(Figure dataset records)
— START —

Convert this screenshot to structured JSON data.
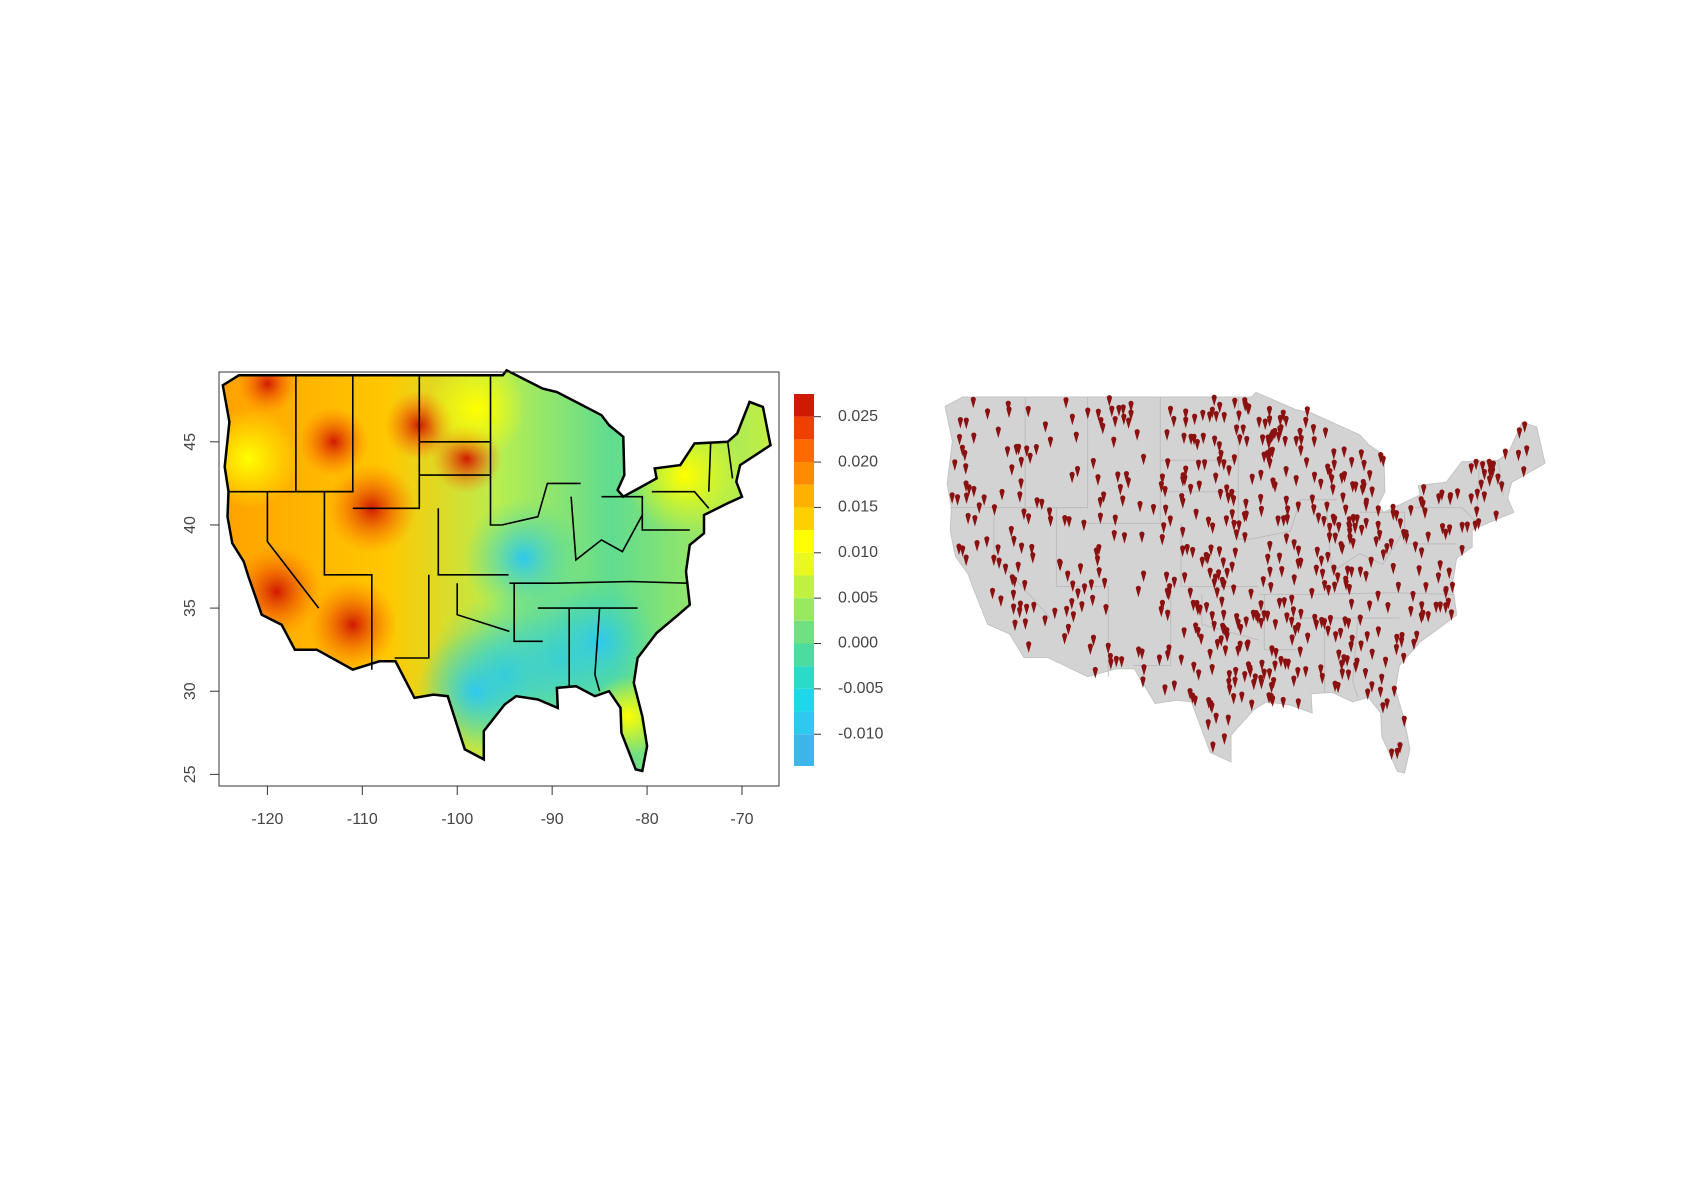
{
  "left_map": {
    "xlim": [
      -125.1,
      -66.1
    ],
    "ylim": [
      24.3,
      49.2
    ],
    "xticks": [
      -120,
      -110,
      -100,
      -90,
      -80,
      -70
    ],
    "yticks": [
      25,
      30,
      35,
      40,
      45
    ],
    "colorbar": {
      "levels": [
        -0.0135,
        -0.01,
        -0.0075,
        -0.005,
        -0.0025,
        0,
        0.0025,
        0.005,
        0.0075,
        0.01,
        0.0125,
        0.015,
        0.0175,
        0.02,
        0.0225,
        0.025,
        0.0275
      ],
      "colors": [
        "#3db5ea",
        "#2ec8f0",
        "#1ed8ea",
        "#2adcc8",
        "#4cdca0",
        "#70e080",
        "#98e860",
        "#c0f040",
        "#e8f820",
        "#ffff00",
        "#ffd000",
        "#ffb000",
        "#ff8c00",
        "#ff6a00",
        "#f04000",
        "#d01a00"
      ],
      "ticks": [
        {
          "value": -0.01,
          "label": "-0.010"
        },
        -0.005,
        {
          "value": 0,
          "label": "0.000"
        },
        0.005,
        {
          "value": 0.01,
          "label": "0.010"
        },
        0.015,
        {
          "value": 0.02,
          "label": "0.020"
        },
        0.025
      ]
    }
  }
}
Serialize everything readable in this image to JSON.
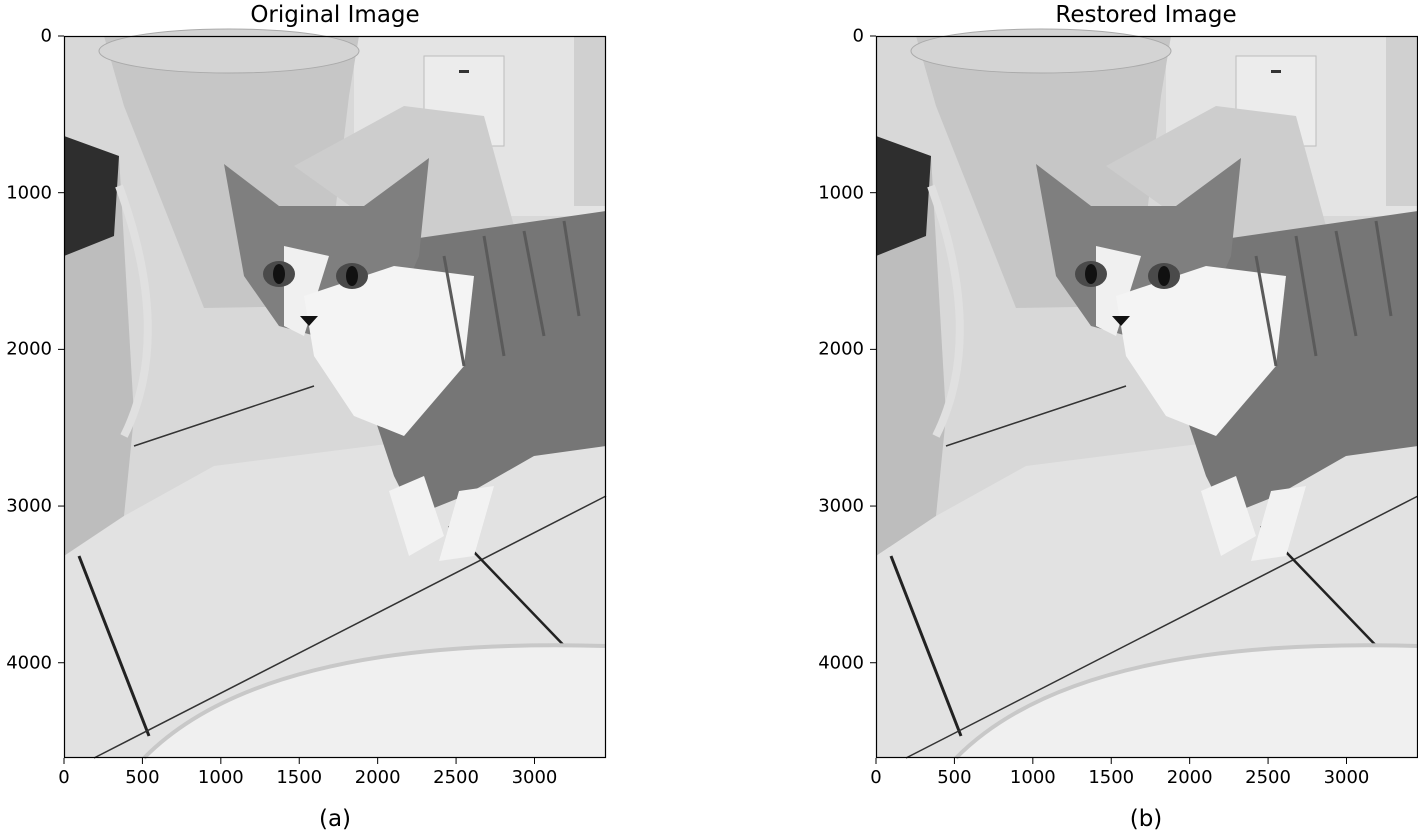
{
  "figure": {
    "panels": [
      {
        "title": "Original Image",
        "caption": "(a)",
        "x_ticks": [
          "0",
          "500",
          "1000",
          "1500",
          "2000",
          "2500",
          "3000"
        ],
        "y_ticks": [
          "0",
          "1000",
          "2000",
          "3000",
          "4000"
        ]
      },
      {
        "title": "Restored Image",
        "caption": "(b)",
        "x_ticks": [
          "0",
          "500",
          "1000",
          "1500",
          "2000",
          "2500",
          "3000"
        ],
        "y_ticks": [
          "0",
          "1000",
          "2000",
          "3000",
          "4000"
        ]
      }
    ],
    "image_extent": {
      "x_max": 3456,
      "y_max": 4608
    },
    "colors": {
      "floor": "#dcdcdc",
      "bucket": "#c4c4c4",
      "cat_body": "#7a7a7a",
      "cat_white": "#f2f2f2",
      "dark": "#303030"
    }
  }
}
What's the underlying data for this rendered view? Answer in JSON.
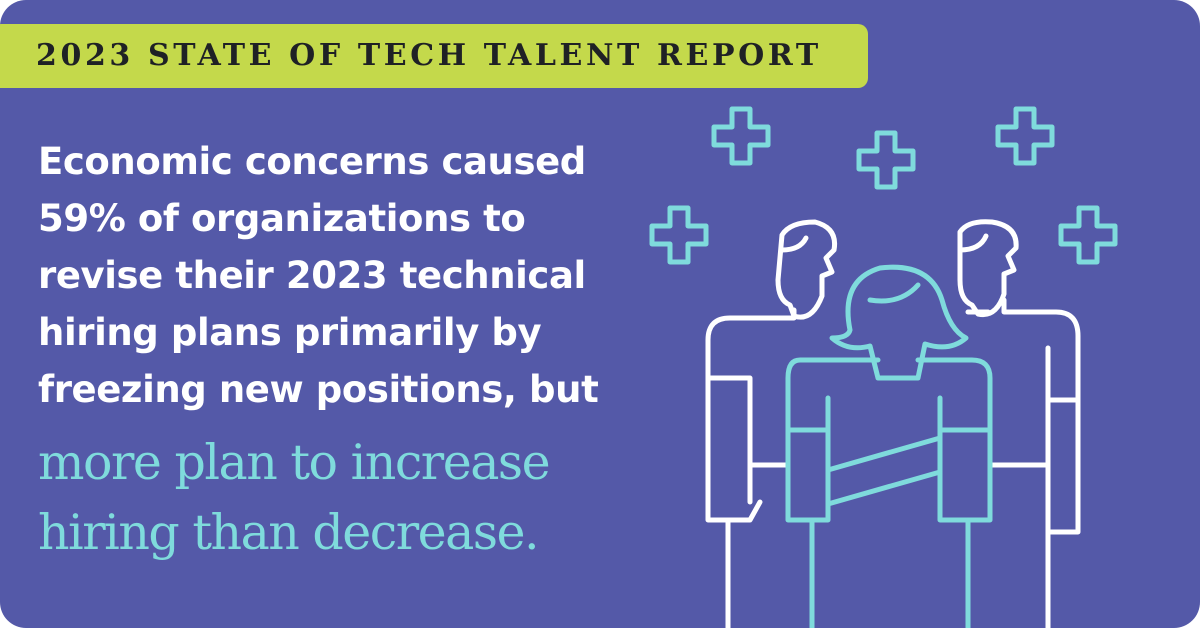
{
  "banner": "2023 STATE OF TECH TALENT REPORT",
  "body_lines": [
    "Economic concerns caused",
    "59% of organizations to",
    "revise their 2023 technical",
    "hiring plans primarily by",
    "freezing new positions, but"
  ],
  "highlight_lines": [
    "more plan to increase",
    "hiring than decrease."
  ]
}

— END —

WORK TO DO: Tell how many lines include "hiring". The number is the whole answer.

WRITTEN RESPONSE: 2